## [WORK TO DO]
For each statement, say yes or no according to whether it agrees with the passage below on Tef productivity in Ethiopia, and quote the deciding words: 1. Producing and eating Tef as human food is peculiar to Ethiopia. 2. The household data used cover the period from 1994 to 2005. 3. The study applied a Stochastic Frontier Model.

## [TEXT]
++++++++++++++++++++

Beyene Tadesse Ferenji, Franz Heidhues:
Deterioration in Total Factor Productivity in Food Production in the Post Reform Period -- The case in TEF in Ethiopia


University of Hohenheim, Agricultural Economics and Social Sciences in the Tropics and Sub-tropics, Germany

Production and consumption of Tef as human food is peculiar to Ethiopia. It is one of the largest sources of food in urban and in most rural Ethiopia. Consequently, the largest share of resources is allotted to the production of this crop. A growth change in this food crop can greatly affect the food sector in the country. The main purpose of this paper is, therefore, to demonstrate the trend of Total Factor Productivity of Tef after economic reform and to evaluate the potential of this important crop in reducing food deficit in the sector. A Stochastic Frontier Model was applied to explicitly identify the magnitude of changes in the efficiency and technological progress, which together form Total Factor Productivity (TFP). A cross sectional-time series data from rural farm households was used for the period of 1994 to 2001.

++++++++++++++++++++

## [Source data]
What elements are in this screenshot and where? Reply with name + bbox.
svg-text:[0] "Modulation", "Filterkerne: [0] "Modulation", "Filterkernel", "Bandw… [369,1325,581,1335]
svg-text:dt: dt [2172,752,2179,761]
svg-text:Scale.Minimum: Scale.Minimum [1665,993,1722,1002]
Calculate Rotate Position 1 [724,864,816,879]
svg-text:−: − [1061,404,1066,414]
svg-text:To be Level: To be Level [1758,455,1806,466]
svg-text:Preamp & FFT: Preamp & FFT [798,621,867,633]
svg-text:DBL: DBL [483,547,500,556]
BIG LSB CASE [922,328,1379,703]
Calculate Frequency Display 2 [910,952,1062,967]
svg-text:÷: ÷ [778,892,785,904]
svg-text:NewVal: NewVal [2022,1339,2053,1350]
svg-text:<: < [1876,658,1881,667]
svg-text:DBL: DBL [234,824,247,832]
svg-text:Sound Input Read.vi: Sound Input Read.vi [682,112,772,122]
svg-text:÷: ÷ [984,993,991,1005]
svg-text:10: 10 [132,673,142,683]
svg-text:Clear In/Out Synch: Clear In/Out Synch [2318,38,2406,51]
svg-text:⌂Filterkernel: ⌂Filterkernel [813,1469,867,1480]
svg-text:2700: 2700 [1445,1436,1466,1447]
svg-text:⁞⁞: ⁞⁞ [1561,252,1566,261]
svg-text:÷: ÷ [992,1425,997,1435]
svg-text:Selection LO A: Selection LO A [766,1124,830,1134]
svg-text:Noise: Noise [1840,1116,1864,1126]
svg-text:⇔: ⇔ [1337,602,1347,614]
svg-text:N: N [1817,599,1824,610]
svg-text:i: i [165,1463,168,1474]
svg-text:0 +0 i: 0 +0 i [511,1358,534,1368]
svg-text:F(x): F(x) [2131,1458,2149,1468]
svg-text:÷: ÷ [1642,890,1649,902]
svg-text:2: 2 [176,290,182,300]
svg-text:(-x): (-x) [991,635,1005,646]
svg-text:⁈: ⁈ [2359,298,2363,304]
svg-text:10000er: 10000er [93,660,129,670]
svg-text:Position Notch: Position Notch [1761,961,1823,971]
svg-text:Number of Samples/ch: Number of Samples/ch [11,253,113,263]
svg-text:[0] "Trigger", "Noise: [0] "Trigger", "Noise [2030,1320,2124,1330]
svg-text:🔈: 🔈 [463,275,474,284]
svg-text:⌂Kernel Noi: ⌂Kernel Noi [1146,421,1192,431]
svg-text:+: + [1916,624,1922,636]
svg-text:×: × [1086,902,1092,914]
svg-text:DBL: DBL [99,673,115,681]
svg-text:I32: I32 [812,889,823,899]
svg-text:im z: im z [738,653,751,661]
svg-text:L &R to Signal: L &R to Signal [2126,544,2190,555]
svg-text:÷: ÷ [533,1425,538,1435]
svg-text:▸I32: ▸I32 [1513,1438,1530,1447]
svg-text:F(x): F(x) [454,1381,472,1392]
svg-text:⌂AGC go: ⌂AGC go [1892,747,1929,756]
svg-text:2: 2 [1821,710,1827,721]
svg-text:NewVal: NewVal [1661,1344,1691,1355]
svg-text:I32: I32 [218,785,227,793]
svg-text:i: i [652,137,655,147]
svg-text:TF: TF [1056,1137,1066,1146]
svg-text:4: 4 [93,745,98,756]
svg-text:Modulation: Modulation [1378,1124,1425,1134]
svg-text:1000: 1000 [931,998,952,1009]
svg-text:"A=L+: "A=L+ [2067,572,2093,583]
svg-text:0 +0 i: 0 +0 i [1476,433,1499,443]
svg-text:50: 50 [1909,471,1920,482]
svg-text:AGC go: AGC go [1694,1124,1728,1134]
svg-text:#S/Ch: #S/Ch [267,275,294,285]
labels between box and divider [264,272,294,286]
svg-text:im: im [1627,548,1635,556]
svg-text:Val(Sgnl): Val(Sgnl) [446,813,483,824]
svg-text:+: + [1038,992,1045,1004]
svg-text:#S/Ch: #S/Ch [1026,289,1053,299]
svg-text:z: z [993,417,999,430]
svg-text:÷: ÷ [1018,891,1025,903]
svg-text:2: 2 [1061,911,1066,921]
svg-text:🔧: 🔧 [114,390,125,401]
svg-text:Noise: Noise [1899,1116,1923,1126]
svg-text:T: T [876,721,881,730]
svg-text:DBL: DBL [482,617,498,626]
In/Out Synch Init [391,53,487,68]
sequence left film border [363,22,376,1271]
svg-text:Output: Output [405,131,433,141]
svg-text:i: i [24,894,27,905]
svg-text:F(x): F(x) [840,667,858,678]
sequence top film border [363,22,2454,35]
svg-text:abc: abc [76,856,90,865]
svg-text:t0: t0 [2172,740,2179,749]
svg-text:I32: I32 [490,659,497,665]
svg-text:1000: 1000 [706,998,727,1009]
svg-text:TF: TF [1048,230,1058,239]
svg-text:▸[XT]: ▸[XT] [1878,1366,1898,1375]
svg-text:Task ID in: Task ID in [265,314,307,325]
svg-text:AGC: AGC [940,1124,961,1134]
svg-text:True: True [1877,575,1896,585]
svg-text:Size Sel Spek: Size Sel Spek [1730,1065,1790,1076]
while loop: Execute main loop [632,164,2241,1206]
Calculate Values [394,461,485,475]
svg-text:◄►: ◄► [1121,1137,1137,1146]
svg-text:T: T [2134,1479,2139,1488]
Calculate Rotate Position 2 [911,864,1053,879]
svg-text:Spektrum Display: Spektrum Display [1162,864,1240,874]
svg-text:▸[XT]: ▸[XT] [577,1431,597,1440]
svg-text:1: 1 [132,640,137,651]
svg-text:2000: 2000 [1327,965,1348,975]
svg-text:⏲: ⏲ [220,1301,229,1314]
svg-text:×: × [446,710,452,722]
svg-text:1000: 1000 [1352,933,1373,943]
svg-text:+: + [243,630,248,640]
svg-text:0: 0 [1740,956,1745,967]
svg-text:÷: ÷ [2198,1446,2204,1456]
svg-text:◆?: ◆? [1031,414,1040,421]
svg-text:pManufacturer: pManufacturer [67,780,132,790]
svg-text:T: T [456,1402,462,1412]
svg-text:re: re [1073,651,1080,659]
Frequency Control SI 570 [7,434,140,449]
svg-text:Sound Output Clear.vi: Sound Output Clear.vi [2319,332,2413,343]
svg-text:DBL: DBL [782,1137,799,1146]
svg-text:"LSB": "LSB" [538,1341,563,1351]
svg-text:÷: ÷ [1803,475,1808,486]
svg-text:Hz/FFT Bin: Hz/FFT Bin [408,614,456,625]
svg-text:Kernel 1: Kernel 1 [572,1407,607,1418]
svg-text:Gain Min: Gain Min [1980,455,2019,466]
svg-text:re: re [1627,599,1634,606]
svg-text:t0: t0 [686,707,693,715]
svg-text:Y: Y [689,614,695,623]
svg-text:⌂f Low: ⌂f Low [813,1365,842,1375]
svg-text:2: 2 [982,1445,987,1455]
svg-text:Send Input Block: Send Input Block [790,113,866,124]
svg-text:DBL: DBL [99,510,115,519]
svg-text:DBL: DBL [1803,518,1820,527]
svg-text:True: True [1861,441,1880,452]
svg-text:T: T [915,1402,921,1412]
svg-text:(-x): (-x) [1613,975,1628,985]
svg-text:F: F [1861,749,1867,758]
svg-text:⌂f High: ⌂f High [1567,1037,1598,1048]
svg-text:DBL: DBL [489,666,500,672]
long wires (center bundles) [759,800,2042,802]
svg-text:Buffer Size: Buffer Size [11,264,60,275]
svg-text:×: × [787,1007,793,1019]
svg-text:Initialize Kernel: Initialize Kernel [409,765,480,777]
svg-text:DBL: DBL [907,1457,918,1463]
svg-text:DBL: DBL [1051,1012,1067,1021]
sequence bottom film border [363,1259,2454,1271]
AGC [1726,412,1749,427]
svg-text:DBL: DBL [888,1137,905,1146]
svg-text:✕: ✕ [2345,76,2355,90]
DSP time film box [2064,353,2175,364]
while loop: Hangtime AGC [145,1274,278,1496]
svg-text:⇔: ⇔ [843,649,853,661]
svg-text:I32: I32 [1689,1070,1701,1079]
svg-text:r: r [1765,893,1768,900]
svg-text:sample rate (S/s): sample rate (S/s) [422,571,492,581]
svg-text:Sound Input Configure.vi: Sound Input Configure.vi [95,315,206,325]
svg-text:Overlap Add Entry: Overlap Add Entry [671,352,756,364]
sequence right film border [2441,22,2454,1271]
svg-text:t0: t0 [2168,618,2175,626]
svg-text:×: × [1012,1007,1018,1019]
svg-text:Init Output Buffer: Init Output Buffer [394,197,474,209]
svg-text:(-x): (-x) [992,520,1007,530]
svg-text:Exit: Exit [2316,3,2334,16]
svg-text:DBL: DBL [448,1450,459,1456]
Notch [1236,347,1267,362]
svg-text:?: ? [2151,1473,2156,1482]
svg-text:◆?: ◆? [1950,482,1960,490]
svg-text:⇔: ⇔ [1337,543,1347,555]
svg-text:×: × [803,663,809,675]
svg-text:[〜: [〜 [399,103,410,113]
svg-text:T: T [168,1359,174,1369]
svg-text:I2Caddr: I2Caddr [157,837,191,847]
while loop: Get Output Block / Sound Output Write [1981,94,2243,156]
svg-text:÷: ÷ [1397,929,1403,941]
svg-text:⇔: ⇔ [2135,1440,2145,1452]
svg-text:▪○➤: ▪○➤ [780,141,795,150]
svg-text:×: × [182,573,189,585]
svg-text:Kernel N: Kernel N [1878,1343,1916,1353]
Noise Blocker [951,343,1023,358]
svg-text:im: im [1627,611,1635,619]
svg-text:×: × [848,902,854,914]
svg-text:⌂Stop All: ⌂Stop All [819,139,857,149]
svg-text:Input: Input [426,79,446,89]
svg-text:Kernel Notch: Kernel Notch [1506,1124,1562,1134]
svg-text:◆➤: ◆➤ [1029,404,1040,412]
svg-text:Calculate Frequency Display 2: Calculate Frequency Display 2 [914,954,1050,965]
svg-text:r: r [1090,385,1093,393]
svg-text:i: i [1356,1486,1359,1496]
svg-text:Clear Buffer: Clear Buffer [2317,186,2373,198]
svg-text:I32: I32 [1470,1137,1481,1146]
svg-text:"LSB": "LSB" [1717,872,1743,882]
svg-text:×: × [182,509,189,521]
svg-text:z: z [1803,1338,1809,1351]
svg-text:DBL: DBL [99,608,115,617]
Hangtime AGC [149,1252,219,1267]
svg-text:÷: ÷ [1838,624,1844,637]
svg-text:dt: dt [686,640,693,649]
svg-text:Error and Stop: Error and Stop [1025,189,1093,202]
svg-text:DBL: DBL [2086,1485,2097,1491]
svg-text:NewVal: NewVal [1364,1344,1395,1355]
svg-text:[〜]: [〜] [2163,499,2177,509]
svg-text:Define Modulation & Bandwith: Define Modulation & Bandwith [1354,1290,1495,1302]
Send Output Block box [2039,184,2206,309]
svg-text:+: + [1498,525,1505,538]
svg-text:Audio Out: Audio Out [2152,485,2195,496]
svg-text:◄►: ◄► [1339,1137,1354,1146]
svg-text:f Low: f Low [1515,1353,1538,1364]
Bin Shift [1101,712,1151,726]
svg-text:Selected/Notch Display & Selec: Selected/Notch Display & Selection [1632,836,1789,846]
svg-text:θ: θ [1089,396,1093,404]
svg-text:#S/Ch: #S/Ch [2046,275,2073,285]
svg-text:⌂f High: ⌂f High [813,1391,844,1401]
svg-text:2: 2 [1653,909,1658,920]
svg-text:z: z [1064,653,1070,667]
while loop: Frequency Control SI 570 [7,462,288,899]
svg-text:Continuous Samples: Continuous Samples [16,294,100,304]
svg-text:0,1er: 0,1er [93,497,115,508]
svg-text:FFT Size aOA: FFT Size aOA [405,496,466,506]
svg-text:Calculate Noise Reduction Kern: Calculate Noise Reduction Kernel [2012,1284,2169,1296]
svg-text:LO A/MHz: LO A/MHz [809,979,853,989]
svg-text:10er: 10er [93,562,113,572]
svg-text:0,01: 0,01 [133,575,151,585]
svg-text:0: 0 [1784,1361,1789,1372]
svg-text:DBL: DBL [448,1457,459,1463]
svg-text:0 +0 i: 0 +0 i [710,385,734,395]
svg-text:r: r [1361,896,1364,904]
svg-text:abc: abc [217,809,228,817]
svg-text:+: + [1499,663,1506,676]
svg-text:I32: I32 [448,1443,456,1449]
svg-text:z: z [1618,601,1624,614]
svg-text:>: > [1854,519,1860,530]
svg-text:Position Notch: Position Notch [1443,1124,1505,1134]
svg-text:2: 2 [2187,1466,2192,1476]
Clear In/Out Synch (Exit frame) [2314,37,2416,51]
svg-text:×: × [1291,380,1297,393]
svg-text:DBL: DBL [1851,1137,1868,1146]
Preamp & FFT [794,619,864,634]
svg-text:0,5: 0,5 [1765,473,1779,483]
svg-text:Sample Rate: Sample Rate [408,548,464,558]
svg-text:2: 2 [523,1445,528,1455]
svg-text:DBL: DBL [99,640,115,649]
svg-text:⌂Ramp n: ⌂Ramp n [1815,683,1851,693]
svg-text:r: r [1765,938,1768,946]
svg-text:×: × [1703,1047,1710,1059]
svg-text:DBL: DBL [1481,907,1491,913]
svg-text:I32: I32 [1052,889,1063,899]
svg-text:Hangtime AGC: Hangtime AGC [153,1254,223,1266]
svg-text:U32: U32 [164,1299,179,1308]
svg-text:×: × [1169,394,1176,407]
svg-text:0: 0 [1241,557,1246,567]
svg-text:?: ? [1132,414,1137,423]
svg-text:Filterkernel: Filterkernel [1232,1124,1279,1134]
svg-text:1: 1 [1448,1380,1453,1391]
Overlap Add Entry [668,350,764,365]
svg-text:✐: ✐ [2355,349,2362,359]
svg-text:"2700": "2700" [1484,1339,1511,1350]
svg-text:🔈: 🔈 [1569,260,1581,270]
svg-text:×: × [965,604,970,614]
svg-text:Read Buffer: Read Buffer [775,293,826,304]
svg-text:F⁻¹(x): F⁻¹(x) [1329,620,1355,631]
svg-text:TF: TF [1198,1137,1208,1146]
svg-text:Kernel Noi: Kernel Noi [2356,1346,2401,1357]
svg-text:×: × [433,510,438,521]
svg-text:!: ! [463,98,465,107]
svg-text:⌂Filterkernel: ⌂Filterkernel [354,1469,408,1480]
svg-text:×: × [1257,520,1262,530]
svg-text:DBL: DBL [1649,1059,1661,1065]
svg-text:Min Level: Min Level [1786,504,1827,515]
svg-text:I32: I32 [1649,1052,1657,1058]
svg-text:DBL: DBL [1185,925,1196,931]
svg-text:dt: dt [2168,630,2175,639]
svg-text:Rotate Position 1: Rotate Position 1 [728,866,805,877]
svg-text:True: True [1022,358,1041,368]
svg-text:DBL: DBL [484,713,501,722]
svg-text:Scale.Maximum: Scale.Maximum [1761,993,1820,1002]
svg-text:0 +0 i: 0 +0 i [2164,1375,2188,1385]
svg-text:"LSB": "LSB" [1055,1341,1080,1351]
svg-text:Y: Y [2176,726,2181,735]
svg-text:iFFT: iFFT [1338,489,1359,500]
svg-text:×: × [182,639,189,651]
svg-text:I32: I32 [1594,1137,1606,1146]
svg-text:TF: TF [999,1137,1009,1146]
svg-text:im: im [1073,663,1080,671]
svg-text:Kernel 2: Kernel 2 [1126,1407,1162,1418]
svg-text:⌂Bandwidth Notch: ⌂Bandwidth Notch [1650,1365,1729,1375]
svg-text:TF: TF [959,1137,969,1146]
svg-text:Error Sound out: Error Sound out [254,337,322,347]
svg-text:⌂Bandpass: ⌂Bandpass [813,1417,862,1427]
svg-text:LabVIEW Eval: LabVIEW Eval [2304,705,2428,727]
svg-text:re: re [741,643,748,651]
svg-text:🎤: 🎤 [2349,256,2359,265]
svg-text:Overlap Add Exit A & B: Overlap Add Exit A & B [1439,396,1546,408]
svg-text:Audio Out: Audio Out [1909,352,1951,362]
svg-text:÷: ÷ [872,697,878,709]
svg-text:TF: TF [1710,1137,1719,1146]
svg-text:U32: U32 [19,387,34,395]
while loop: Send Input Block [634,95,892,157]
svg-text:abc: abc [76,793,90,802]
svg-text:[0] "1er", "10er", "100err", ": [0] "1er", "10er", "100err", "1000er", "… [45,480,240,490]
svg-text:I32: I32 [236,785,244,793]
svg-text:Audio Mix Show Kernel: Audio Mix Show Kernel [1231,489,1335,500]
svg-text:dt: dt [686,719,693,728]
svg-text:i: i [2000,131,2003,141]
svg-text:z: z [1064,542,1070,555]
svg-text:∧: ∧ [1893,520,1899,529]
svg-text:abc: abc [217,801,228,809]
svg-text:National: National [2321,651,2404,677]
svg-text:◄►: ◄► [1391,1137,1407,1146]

++++++++++++++++++++

## [WRITTEN ANSWER]
1. Yes: "Production and consumption of Tef as human food is peculiar to Ethiopia."
2. No: "for the period of 1994 to 2001."
3. Yes: "A Stochastic Frontier Model was applied"